■ TASK REQUIREMENTS: Check each line of the records for "JSON"; collect those that have it.

━━━━━ DATA SUPPLIED ━━━━━

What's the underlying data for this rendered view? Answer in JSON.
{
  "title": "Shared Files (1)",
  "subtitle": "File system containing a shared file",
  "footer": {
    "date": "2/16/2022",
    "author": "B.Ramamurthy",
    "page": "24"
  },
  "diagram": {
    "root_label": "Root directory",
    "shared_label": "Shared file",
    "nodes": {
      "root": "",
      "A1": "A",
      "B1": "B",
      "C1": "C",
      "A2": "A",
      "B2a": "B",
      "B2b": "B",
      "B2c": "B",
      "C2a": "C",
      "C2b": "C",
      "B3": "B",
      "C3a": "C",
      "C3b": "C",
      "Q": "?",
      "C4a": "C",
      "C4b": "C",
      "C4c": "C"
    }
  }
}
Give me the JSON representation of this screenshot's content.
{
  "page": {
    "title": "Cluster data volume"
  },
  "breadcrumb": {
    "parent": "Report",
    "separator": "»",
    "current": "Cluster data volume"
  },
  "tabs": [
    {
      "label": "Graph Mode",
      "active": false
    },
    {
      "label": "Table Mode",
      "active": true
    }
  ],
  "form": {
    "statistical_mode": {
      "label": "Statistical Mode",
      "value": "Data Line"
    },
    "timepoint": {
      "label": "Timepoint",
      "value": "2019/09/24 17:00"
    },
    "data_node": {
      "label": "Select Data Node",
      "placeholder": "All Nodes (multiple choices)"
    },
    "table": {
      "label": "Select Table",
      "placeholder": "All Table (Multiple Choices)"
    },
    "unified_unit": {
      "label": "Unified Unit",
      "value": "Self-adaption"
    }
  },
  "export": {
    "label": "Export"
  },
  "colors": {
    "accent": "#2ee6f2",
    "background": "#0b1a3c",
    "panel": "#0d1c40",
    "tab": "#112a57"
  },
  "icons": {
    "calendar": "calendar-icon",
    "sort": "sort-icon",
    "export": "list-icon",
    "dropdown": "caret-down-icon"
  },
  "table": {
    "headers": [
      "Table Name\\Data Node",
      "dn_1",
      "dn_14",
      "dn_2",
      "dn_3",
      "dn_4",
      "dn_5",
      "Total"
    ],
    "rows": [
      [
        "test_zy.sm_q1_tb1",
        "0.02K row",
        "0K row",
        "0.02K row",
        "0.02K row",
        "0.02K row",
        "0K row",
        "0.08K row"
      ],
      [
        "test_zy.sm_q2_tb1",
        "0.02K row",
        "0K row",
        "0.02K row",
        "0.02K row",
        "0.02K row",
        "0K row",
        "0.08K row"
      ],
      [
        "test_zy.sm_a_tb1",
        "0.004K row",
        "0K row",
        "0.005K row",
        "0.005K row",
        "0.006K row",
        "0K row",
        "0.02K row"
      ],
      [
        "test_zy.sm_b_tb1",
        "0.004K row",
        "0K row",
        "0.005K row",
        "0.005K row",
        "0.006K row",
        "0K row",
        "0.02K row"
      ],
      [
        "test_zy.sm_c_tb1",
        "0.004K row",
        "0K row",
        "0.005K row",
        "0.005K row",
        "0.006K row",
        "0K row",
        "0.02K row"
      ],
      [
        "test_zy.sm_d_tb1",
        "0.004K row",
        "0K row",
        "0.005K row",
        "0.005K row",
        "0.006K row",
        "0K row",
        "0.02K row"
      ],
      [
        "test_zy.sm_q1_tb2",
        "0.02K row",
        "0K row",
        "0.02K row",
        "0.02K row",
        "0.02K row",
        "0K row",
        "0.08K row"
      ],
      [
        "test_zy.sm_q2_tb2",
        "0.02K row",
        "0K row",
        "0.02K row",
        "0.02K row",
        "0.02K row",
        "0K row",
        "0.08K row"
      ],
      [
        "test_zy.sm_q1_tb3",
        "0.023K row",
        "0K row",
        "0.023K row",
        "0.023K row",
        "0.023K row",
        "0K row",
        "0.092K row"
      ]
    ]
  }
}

━━━━━

■ ANSWER FOR THIS EXERCISE:
What's the underlying data for this rendered view? Answer in JSON.
Give me the JSON representation of this screenshot's content.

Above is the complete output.